● **EXERCISE**
Copy all of the material below exactly.

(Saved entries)
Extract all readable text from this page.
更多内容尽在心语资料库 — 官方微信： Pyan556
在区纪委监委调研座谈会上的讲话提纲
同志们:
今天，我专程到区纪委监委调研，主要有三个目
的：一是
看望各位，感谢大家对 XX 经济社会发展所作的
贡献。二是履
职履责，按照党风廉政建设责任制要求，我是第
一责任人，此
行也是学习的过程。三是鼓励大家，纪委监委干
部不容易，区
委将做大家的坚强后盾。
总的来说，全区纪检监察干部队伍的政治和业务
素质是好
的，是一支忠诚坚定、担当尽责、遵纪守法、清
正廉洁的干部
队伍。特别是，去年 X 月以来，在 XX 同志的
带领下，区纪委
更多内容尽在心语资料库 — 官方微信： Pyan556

● **EXERCISE RESULT**
Extract all readable text from this page.
更多内容尽在心语资料库 — 官方微信： Pyan556
在区纪委监委调研座谈会上的讲话提纲
同志们:
今天，我专程到区纪委监委调研，主要有三个目
的：一是
看望各位，感谢大家对 XX 经济社会发展所作的
贡献。二是履
职履责，按照党风廉政建设责任制要求，我是第
一责任人，此
行也是学习的过程。三是鼓励大家，纪委监委干
部不容易，区
委将做大家的坚强后盾。
总的来说，全区纪检监察干部队伍的政治和业务
素质是好
的，是一支忠诚坚定、担当尽责、遵纪守法、清
正廉洁的干部
队伍。特别是，去年 X 月以来，在 XX 同志的
带领下，区纪委
更多内容尽在心语资料库 — 官方微信： Pyan556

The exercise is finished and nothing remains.